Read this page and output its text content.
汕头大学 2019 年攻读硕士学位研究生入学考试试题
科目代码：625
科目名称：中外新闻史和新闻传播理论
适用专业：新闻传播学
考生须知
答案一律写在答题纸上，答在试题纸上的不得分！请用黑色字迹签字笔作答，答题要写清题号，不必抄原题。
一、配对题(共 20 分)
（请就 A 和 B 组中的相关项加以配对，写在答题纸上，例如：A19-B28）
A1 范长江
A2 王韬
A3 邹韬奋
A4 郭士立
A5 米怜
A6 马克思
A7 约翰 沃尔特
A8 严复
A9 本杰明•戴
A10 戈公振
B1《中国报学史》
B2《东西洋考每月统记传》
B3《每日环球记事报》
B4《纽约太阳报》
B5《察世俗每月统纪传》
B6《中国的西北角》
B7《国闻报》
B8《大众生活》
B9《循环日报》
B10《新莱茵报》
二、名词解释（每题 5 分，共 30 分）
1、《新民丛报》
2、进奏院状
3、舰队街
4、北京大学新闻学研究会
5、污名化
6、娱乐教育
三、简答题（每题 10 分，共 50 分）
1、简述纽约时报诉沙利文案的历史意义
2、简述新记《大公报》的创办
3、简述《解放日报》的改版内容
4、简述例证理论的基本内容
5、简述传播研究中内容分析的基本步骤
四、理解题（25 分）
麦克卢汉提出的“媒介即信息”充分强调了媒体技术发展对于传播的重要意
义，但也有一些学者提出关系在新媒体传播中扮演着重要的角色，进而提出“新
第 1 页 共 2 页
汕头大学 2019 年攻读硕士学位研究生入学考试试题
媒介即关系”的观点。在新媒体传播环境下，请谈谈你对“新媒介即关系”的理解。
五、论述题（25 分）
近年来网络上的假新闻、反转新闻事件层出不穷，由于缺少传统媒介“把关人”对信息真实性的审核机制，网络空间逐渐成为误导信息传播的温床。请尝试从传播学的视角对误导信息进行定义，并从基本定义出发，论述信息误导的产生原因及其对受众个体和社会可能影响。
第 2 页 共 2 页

□ □ □ □

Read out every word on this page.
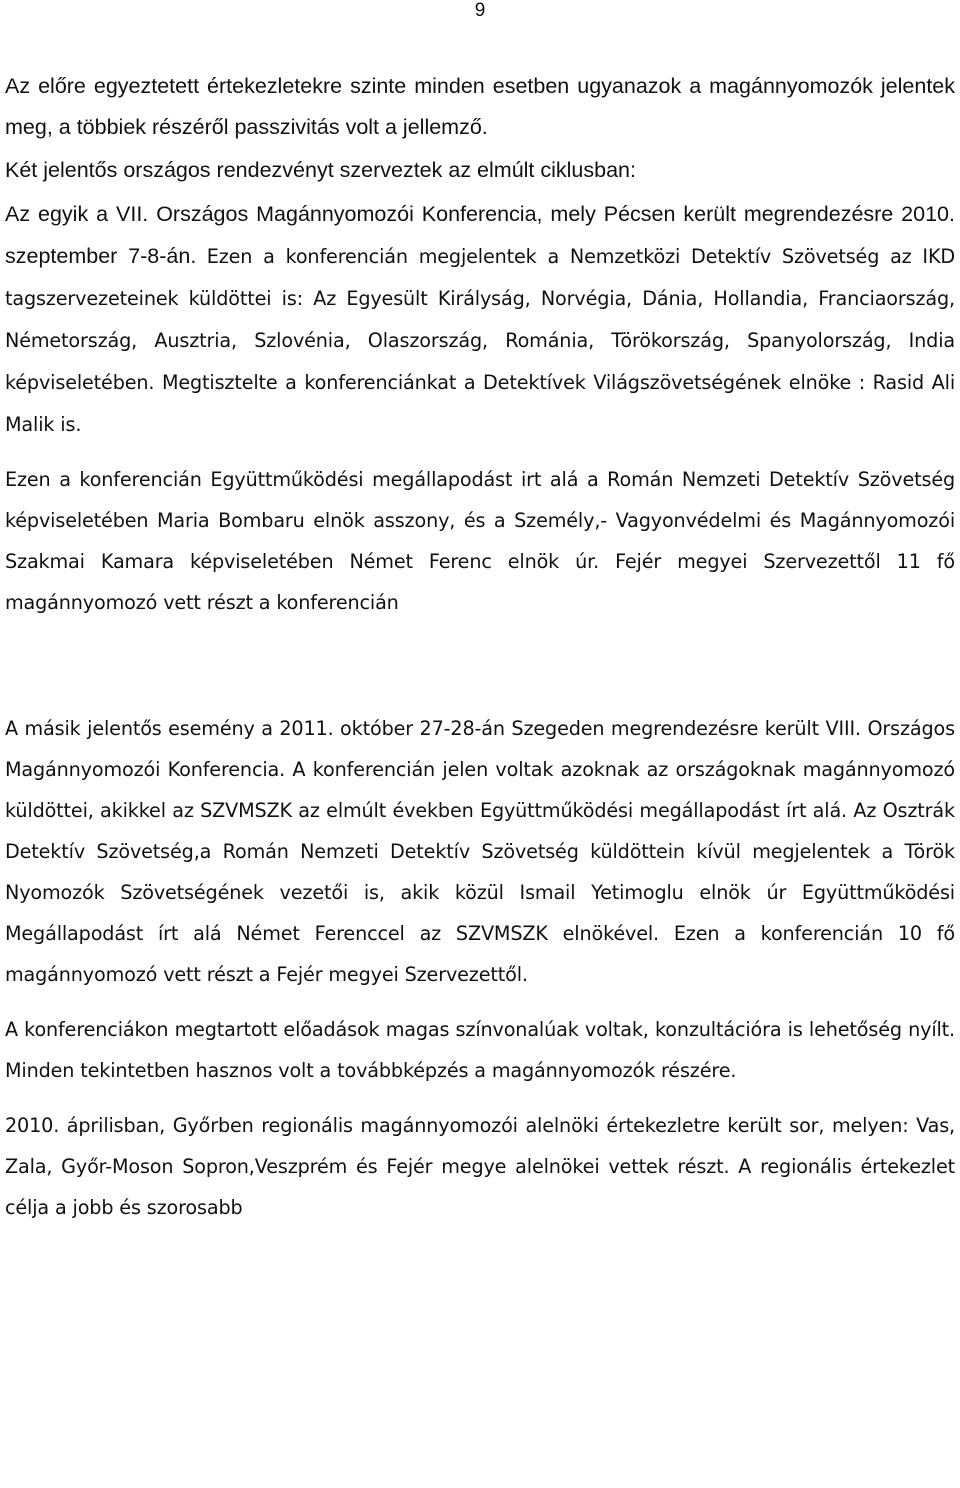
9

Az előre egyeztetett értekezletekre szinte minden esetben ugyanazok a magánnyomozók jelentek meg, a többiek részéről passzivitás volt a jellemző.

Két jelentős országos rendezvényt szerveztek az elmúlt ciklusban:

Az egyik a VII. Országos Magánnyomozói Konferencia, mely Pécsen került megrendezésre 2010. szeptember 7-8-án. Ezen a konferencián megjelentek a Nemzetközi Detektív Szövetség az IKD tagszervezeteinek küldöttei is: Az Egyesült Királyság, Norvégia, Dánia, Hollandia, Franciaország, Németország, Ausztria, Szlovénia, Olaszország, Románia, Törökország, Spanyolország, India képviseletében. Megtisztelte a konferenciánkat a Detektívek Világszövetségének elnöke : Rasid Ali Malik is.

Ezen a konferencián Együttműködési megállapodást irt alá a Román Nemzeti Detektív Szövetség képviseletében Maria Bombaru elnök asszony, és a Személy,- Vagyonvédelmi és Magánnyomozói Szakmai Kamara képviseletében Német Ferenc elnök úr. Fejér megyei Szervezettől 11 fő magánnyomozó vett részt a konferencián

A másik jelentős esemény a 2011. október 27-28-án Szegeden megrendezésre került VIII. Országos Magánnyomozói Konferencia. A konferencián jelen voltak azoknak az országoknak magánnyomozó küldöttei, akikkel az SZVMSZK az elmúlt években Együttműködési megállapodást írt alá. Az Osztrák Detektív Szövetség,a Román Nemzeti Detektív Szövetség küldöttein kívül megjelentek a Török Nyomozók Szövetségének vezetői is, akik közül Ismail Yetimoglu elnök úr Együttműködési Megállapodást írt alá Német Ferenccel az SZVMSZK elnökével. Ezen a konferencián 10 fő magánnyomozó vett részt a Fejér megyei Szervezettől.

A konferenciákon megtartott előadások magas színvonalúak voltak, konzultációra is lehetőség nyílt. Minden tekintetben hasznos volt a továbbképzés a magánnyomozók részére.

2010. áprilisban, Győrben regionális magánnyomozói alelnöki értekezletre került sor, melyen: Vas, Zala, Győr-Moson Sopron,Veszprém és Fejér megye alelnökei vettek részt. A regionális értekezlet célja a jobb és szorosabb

□ □ □ □

# What the task requires
Identify lines with the string "jelentős". Copy each one.

# Response for this exercise
Két jelentős országos rendezvényt szerveztek az elmúlt ciklusban:
A másik jelentős esemény a 2011. október 27-28-án Szegeden megrendezésre került VIII. Országos Magánnyomozói Konferencia. A konferencián jelen voltak azoknak az országoknak magánnyomozó küldöttei, akikkel az SZVMSZK az elmúlt években Együttműködési megállapodást írt alá. Az Osztrák Detektív Szövetség,a Román Nemzeti Detektív Szövetség küldöttein kívül megjelentek a Török Nyomozók Szövetségének vezetői is, akik közül Ismail Yetimoglu elnök úr Együttműködési Megállapodást írt alá Német Ferenccel az SZVMSZK elnökével. Ezen a konferencián 10 fő magánnyomozó vett részt a Fejér megyei Szervezettől.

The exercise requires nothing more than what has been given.